• **DIRECTION**
Extract each line where the string "Menu" shows up.

• **EXERCISE INPUTS**
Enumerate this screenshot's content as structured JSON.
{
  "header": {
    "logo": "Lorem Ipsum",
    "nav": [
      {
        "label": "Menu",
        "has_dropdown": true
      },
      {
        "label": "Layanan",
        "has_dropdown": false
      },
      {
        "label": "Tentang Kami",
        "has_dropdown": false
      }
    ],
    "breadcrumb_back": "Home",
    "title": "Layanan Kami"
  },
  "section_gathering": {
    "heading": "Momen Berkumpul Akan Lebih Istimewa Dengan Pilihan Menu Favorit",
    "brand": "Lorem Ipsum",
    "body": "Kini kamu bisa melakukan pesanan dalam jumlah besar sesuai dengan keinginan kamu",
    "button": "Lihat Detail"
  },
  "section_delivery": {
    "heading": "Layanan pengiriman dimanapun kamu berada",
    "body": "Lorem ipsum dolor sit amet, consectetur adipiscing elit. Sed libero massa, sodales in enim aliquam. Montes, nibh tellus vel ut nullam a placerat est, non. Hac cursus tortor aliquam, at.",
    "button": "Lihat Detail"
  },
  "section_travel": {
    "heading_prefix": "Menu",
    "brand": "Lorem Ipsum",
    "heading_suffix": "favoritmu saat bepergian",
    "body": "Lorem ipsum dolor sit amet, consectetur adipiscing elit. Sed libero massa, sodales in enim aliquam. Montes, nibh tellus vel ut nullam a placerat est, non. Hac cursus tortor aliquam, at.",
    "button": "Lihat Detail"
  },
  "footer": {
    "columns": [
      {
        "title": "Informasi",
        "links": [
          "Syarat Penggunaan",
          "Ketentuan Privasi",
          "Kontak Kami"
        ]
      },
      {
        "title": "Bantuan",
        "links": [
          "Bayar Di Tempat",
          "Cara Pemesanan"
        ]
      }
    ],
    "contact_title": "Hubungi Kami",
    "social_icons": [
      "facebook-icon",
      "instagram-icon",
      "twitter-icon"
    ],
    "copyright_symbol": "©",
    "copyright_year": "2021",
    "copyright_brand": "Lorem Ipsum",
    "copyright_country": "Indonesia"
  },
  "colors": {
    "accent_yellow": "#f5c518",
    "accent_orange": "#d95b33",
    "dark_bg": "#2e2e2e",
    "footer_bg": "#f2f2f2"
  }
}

...

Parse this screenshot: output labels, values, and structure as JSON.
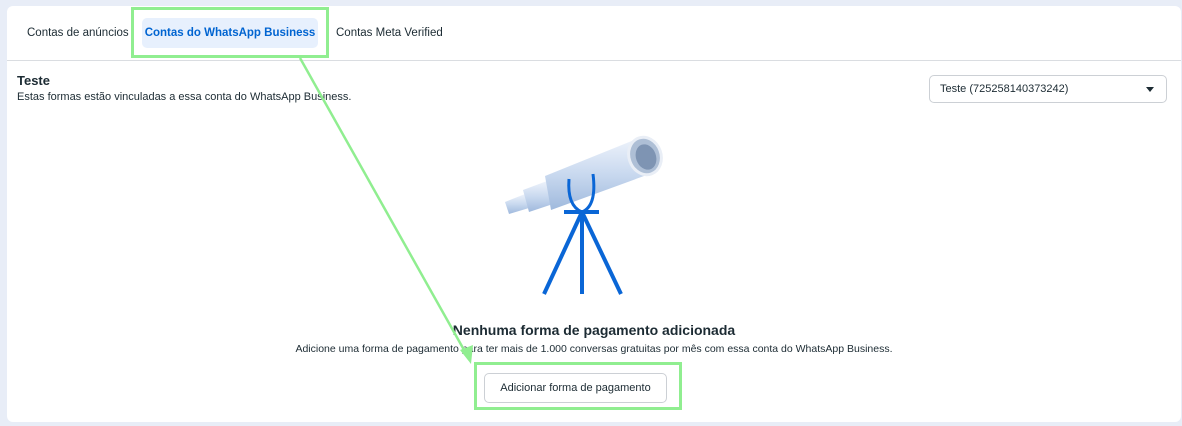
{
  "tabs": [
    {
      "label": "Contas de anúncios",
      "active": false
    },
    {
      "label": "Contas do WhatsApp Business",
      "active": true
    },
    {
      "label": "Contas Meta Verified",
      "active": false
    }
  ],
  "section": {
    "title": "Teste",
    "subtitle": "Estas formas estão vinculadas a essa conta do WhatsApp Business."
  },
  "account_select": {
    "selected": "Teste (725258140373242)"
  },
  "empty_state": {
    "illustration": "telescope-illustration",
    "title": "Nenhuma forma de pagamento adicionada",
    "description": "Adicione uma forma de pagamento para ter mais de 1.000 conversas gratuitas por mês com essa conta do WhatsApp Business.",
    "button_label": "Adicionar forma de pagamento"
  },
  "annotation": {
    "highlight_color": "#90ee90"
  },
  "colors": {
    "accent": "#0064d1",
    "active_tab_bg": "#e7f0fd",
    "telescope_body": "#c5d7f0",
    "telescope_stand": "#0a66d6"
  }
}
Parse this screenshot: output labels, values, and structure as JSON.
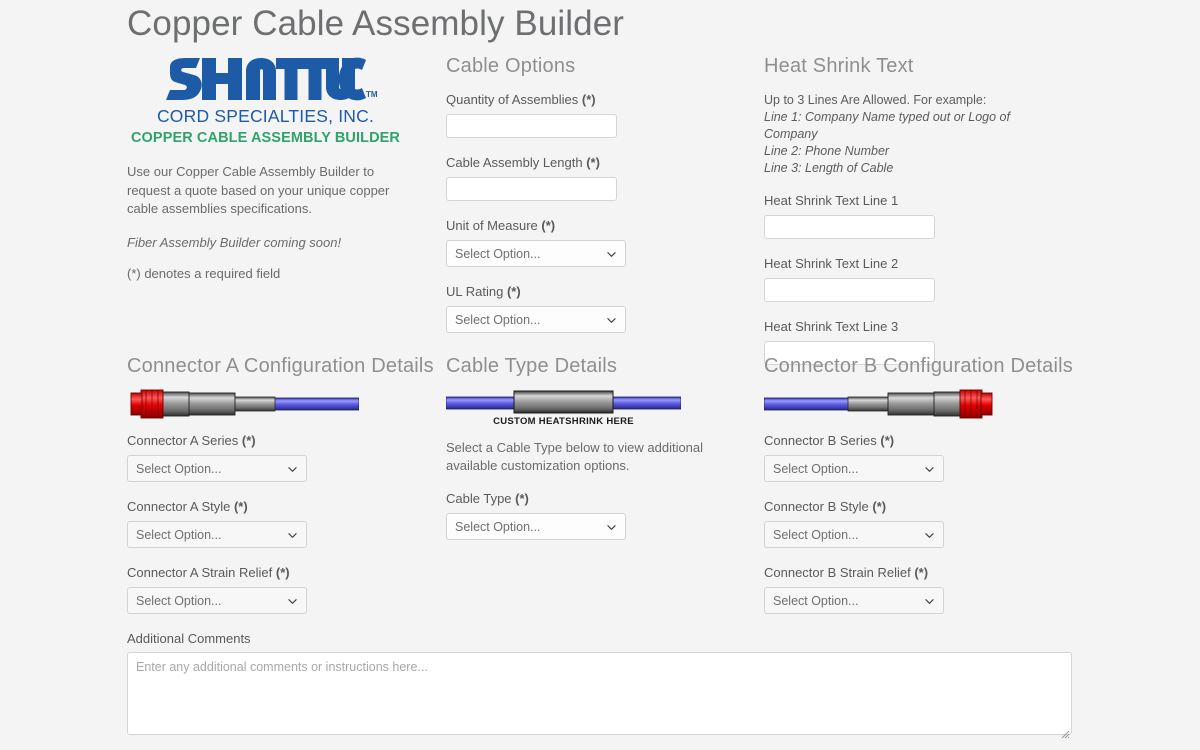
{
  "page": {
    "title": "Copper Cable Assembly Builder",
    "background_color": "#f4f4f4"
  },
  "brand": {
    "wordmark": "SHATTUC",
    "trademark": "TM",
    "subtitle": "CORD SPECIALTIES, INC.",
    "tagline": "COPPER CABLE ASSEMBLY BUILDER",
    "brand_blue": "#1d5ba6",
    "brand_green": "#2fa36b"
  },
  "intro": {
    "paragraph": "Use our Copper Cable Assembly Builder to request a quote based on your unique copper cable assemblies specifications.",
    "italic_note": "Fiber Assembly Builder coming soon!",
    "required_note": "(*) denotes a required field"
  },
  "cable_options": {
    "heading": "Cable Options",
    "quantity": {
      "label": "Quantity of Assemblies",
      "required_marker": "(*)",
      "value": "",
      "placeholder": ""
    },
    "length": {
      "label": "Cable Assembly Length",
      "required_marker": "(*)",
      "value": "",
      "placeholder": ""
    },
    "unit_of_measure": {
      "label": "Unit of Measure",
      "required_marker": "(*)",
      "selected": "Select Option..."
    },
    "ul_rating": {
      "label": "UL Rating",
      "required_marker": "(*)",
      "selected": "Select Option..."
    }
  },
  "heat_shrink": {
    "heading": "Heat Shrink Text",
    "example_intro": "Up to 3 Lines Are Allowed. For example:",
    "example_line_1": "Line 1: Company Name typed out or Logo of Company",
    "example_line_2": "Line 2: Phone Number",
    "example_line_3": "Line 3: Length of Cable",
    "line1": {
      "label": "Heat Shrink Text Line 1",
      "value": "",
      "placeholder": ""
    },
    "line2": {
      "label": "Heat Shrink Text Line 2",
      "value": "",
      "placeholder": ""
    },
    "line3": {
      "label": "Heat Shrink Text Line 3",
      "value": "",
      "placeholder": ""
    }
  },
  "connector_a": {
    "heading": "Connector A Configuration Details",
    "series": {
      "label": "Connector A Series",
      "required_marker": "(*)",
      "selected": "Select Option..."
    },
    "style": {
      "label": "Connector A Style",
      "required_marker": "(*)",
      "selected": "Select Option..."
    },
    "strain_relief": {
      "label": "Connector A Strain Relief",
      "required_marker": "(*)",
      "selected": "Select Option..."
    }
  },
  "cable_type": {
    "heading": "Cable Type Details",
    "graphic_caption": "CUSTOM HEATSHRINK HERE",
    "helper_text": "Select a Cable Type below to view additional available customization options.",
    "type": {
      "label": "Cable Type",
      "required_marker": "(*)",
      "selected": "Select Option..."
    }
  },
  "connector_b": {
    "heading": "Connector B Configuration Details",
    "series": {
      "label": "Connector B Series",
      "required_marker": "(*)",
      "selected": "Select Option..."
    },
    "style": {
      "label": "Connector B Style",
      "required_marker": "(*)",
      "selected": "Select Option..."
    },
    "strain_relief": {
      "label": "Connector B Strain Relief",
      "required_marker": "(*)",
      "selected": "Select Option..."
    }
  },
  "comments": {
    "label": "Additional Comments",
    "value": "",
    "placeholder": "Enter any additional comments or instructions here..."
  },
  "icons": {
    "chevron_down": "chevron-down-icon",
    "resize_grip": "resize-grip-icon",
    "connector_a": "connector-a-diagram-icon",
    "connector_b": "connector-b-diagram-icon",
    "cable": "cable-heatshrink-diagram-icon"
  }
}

• **SOLVED EXERCISE**
        "label": "Menu",
    "heading": "Momen Berkumpul Akan Lebih Istimewa Dengan Pilihan Menu Favorit",
    "heading_prefix": "Menu",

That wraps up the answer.